Data for processing:
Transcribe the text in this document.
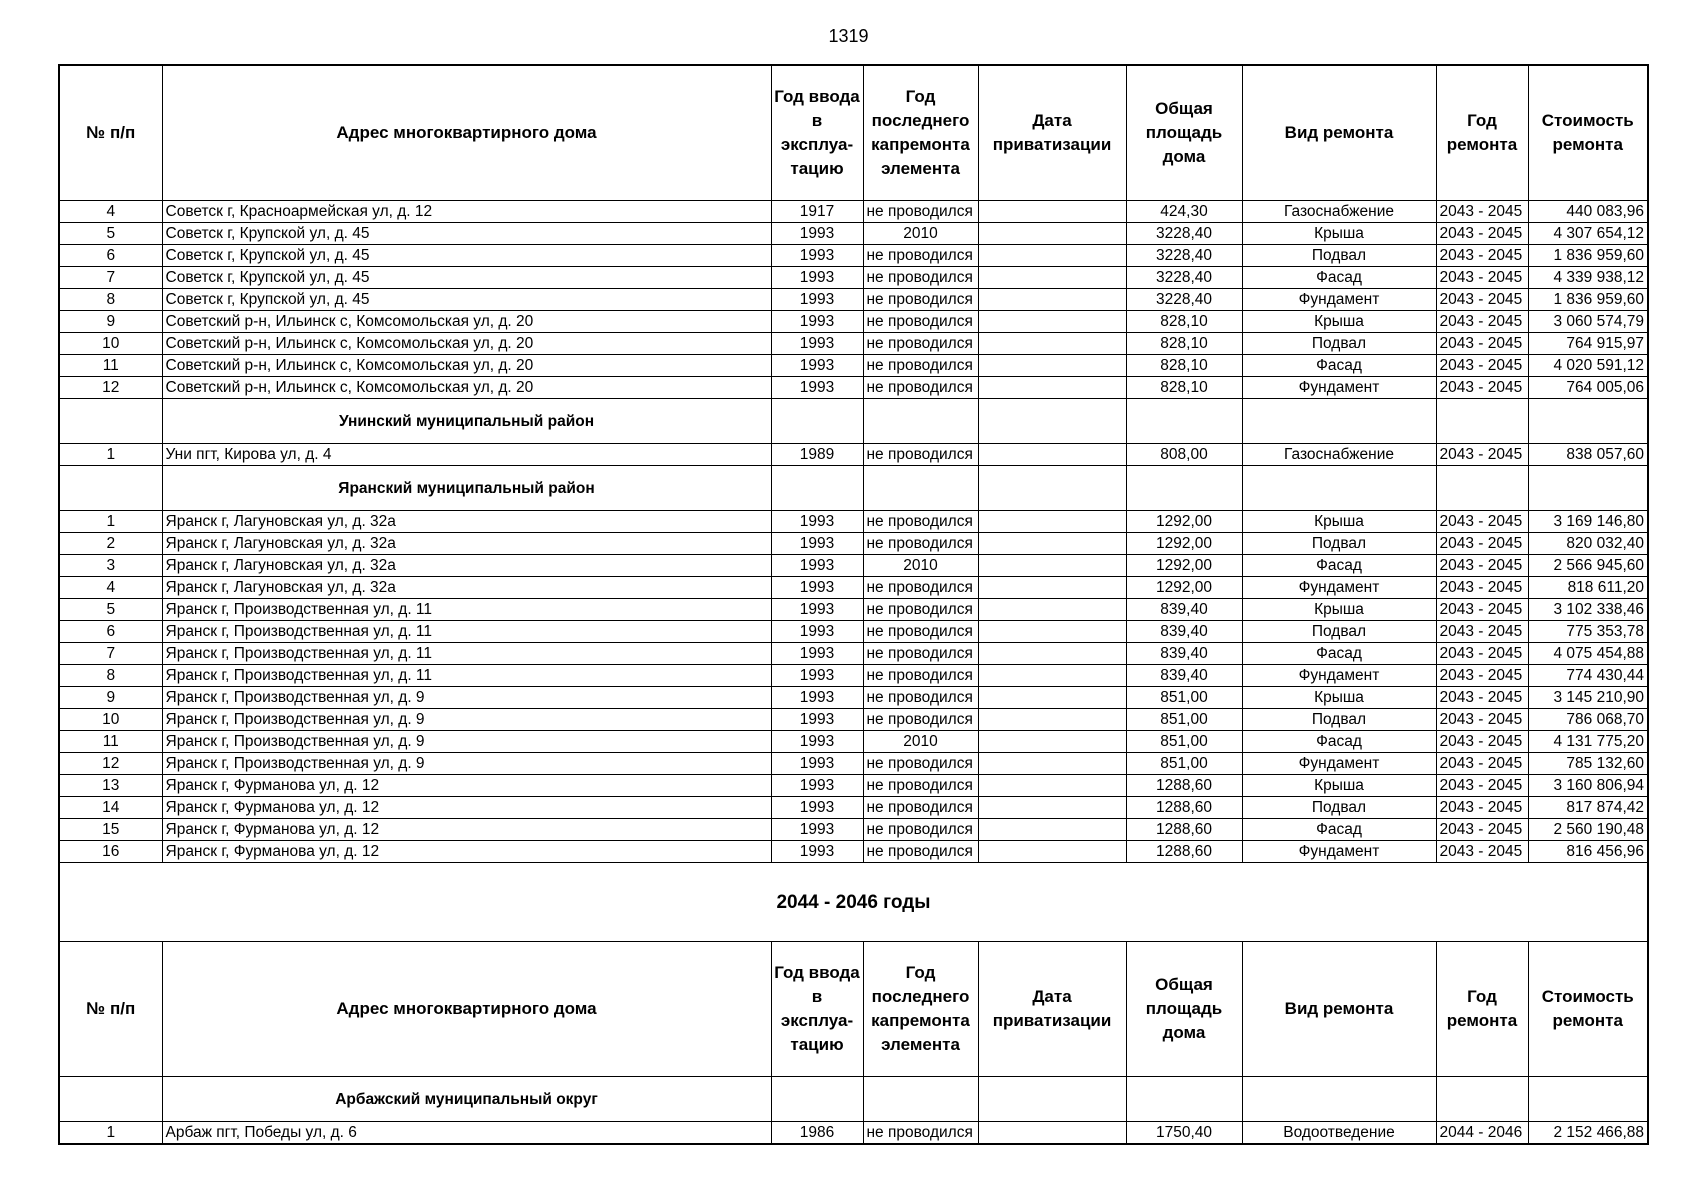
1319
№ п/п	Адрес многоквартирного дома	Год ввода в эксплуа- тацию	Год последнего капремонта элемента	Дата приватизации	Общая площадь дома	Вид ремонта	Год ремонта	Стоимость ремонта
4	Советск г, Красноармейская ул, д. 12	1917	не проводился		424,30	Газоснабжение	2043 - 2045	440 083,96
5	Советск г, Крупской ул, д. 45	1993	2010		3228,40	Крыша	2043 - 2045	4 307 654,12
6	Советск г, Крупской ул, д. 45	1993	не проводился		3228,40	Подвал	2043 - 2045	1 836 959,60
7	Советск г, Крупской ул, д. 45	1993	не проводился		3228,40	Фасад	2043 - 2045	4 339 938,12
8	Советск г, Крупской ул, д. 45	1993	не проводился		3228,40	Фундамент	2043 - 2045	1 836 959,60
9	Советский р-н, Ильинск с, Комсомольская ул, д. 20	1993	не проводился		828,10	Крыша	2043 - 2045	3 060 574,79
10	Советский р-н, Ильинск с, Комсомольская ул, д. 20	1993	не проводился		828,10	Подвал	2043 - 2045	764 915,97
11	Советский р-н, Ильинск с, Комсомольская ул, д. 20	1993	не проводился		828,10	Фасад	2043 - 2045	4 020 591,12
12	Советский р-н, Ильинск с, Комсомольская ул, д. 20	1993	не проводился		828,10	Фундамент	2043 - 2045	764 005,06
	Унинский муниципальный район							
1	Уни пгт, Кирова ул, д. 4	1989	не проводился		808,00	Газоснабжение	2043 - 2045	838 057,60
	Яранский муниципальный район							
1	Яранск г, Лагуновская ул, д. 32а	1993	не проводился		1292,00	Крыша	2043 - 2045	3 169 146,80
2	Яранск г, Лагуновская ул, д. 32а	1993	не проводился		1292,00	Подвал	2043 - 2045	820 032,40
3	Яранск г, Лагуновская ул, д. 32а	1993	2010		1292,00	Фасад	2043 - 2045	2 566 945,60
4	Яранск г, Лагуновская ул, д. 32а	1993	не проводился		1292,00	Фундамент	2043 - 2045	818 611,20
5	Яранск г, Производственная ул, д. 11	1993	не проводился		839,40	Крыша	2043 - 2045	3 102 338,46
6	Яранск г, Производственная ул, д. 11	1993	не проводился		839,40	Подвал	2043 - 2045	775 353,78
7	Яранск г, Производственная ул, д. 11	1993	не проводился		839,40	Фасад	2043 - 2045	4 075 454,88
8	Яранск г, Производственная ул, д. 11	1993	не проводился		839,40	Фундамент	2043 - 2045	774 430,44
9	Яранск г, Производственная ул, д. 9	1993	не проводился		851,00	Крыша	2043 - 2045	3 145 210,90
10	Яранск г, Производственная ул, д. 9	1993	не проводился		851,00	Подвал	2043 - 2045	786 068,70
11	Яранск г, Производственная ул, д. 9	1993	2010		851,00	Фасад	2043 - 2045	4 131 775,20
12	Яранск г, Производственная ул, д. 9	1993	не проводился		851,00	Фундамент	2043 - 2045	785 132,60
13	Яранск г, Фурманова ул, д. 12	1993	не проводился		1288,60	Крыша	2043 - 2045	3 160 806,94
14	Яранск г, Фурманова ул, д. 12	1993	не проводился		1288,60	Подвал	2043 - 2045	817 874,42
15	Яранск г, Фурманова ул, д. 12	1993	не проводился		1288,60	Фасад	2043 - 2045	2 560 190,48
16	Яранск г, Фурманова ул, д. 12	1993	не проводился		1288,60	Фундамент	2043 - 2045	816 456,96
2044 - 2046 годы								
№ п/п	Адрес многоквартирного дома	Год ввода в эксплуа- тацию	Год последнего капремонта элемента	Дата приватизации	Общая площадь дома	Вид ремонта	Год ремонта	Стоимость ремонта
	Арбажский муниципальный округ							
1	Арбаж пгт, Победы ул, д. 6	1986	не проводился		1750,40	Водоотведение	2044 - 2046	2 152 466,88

What you should do: Every record must be copied exactly, with images dropped from the result.

Full solution:
Transcribe the text in this document.
1319
№ п/п	Адрес многоквартирного дома	Год ввода в эксплуа- тацию	Год последнего капремонта элемента	Дата приватизации	Общая площадь дома	Вид ремонта	Год ремонта	Стоимость ремонта
4	Советск г, Красноармейская ул, д. 12	1917	не проводился		424,30	Газоснабжение	2043 - 2045	440 083,96
5	Советск г, Крупской ул, д. 45	1993	2010		3228,40	Крыша	2043 - 2045	4 307 654,12
6	Советск г, Крупской ул, д. 45	1993	не проводился		3228,40	Подвал	2043 - 2045	1 836 959,60
7	Советск г, Крупской ул, д. 45	1993	не проводился		3228,40	Фасад	2043 - 2045	4 339 938,12
8	Советск г, Крупской ул, д. 45	1993	не проводился		3228,40	Фундамент	2043 - 2045	1 836 959,60
9	Советский р-н, Ильинск с, Комсомольская ул, д. 20	1993	не проводился		828,10	Крыша	2043 - 2045	3 060 574,79
10	Советский р-н, Ильинск с, Комсомольская ул, д. 20	1993	не проводился		828,10	Подвал	2043 - 2045	764 915,97
11	Советский р-н, Ильинск с, Комсомольская ул, д. 20	1993	не проводился		828,10	Фасад	2043 - 2045	4 020 591,12
12	Советский р-н, Ильинск с, Комсомольская ул, д. 20	1993	не проводился		828,10	Фундамент	2043 - 2045	764 005,06
	Унинский муниципальный район							
1	Уни пгт, Кирова ул, д. 4	1989	не проводился		808,00	Газоснабжение	2043 - 2045	838 057,60
	Яранский муниципальный район							
1	Яранск г, Лагуновская ул, д. 32а	1993	не проводился		1292,00	Крыша	2043 - 2045	3 169 146,80
2	Яранск г, Лагуновская ул, д. 32а	1993	не проводился		1292,00	Подвал	2043 - 2045	820 032,40
3	Яранск г, Лагуновская ул, д. 32а	1993	2010		1292,00	Фасад	2043 - 2045	2 566 945,60
4	Яранск г, Лагуновская ул, д. 32а	1993	не проводился		1292,00	Фундамент	2043 - 2045	818 611,20
5	Яранск г, Производственная ул, д. 11	1993	не проводился		839,40	Крыша	2043 - 2045	3 102 338,46
6	Яранск г, Производственная ул, д. 11	1993	не проводился		839,40	Подвал	2043 - 2045	775 353,78
7	Яранск г, Производственная ул, д. 11	1993	не проводился		839,40	Фасад	2043 - 2045	4 075 454,88
8	Яранск г, Производственная ул, д. 11	1993	не проводился		839,40	Фундамент	2043 - 2045	774 430,44
9	Яранск г, Производственная ул, д. 9	1993	не проводился		851,00	Крыша	2043 - 2045	3 145 210,90
10	Яранск г, Производственная ул, д. 9	1993	не проводился		851,00	Подвал	2043 - 2045	786 068,70
11	Яранск г, Производственная ул, д. 9	1993	2010		851,00	Фасад	2043 - 2045	4 131 775,20
12	Яранск г, Производственная ул, д. 9	1993	не проводился		851,00	Фундамент	2043 - 2045	785 132,60
13	Яранск г, Фурманова ул, д. 12	1993	не проводился		1288,60	Крыша	2043 - 2045	3 160 806,94
14	Яранск г, Фурманова ул, д. 12	1993	не проводился		1288,60	Подвал	2043 - 2045	817 874,42
15	Яранск г, Фурманова ул, д. 12	1993	не проводился		1288,60	Фасад	2043 - 2045	2 560 190,48
16	Яранск г, Фурманова ул, д. 12	1993	не проводился		1288,60	Фундамент	2043 - 2045	816 456,96
2044 - 2046 годы								
№ п/п	Адрес многоквартирного дома	Год ввода в эксплуа- тацию	Год последнего капремонта элемента	Дата приватизации	Общая площадь дома	Вид ремонта	Год ремонта	Стоимость ремонта
	Арбажский муниципальный округ							
1	Арбаж пгт, Победы ул, д. 6	1986	не проводился		1750,40	Водоотведение	2044 - 2046	2 152 466,88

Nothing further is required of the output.